### Records from a collection of figures
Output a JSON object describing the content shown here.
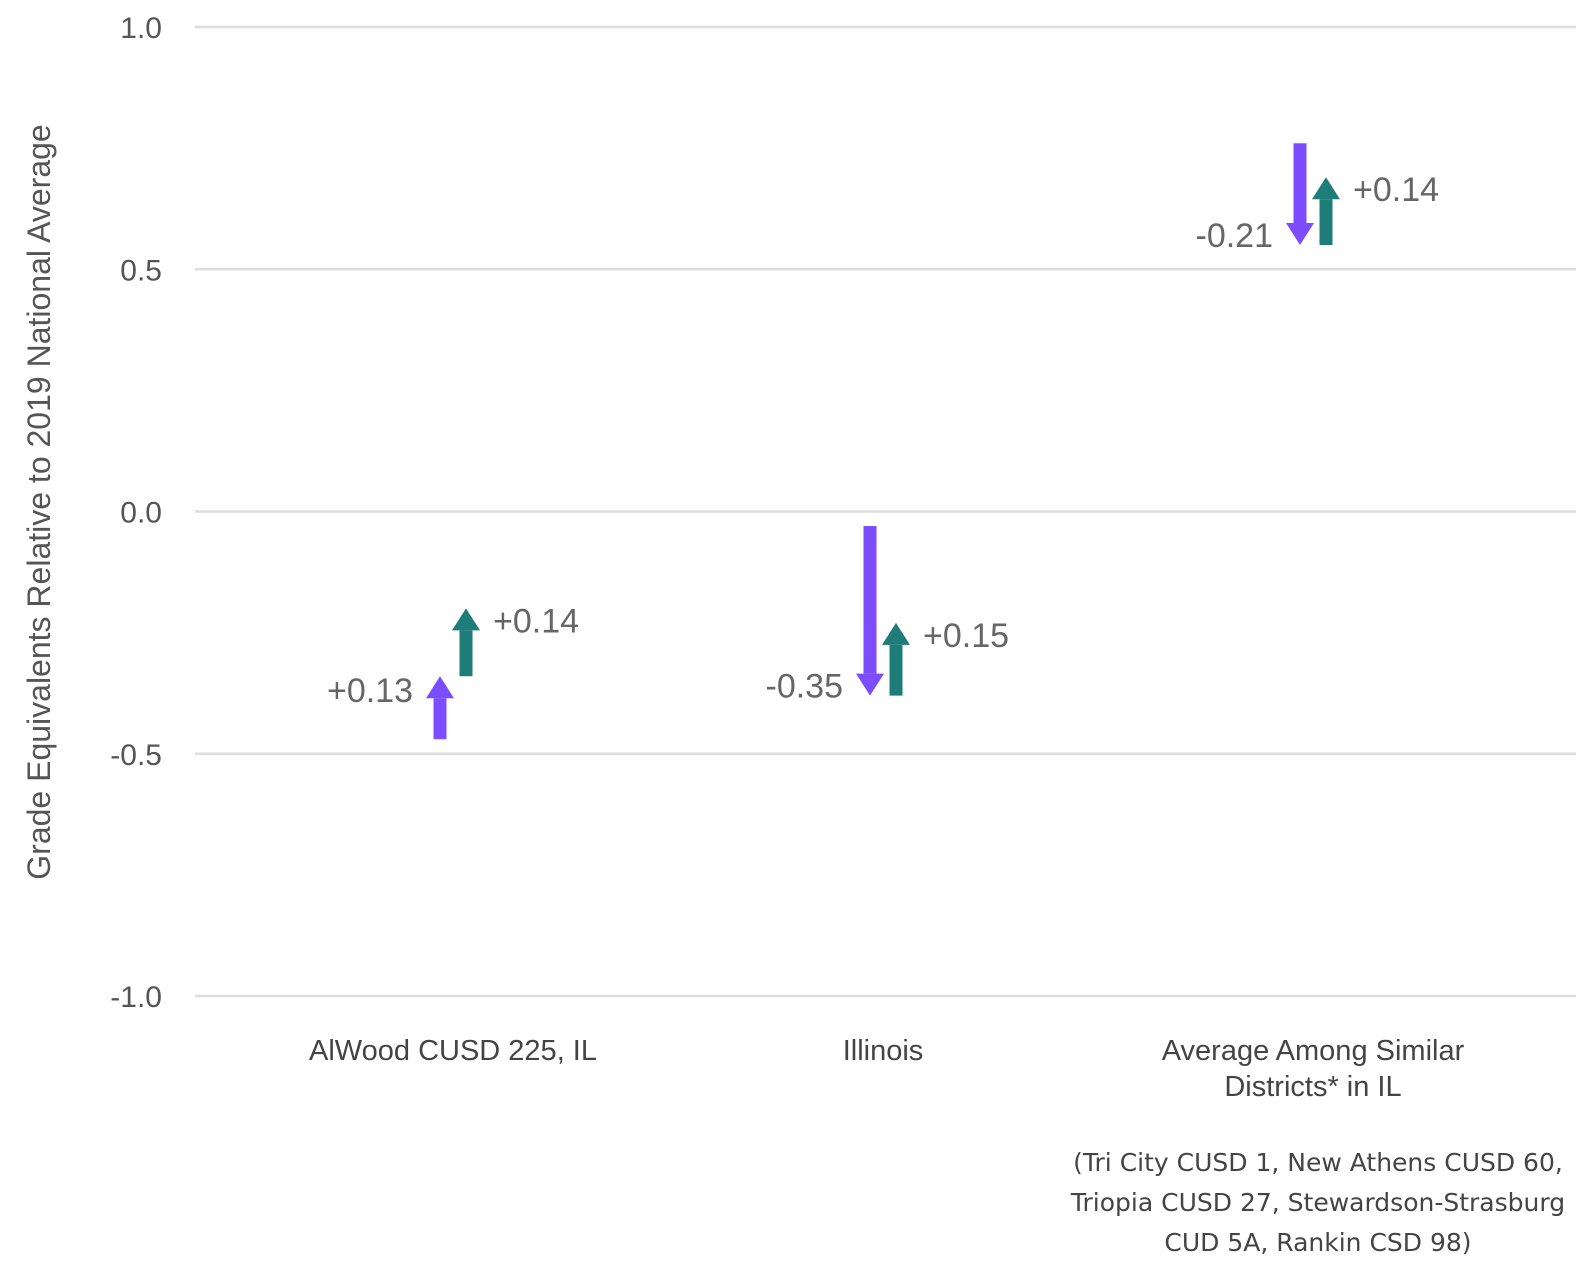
{
  "chart_data": {
    "type": "arrow",
    "title": "",
    "ylabel": "Grade Equivalents Relative to 2019 National Average",
    "xlabel": "",
    "ylim": [
      -1.0,
      1.0
    ],
    "yticks": [
      1.0,
      0.5,
      0.0,
      -0.5,
      -1.0
    ],
    "ytick_labels": [
      "1.0",
      "0.5",
      "0.0",
      "-0.5",
      "-1.0"
    ],
    "grid": true,
    "colors": {
      "purple": "#7c4dff",
      "teal": "#1e7d78",
      "grid": "#dddddd"
    },
    "categories": [
      {
        "label_lines": [
          "AlWood CUSD 225, IL"
        ],
        "arrows": [
          {
            "from": -0.47,
            "to": -0.34,
            "label": "+0.13",
            "color": "purple",
            "label_side": "left"
          },
          {
            "from": -0.34,
            "to": -0.2,
            "label": "+0.14",
            "color": "teal",
            "label_side": "right"
          }
        ]
      },
      {
        "label_lines": [
          "Illinois"
        ],
        "arrows": [
          {
            "from": -0.03,
            "to": -0.38,
            "label": "-0.35",
            "color": "purple",
            "label_side": "left"
          },
          {
            "from": -0.38,
            "to": -0.23,
            "label": "+0.15",
            "color": "teal",
            "label_side": "right"
          }
        ]
      },
      {
        "label_lines": [
          "Average Among Similar",
          "Districts* in IL"
        ],
        "arrows": [
          {
            "from": 0.76,
            "to": 0.55,
            "label": "-0.21",
            "color": "purple",
            "label_side": "left"
          },
          {
            "from": 0.55,
            "to": 0.69,
            "label": "+0.14",
            "color": "teal",
            "label_side": "right"
          }
        ]
      }
    ],
    "footnote_lines": [
      "(Tri City CUSD 1, New Athens CUSD 60,",
      "Triopia CUSD 27, Stewardson-Strasburg",
      "CUD 5A, Rankin CSD 98)"
    ]
  }
}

### EXERCISE DESCRIPTION
Display every line of the listing that contains the string "CUSD".

### RIGHT ANSWER
          "AlWood CUSD 225, IL"
      "(Tri City CUSD 1, New Athens CUSD 60,",
      "Triopia CUSD 27, Stewardson-Strasburg",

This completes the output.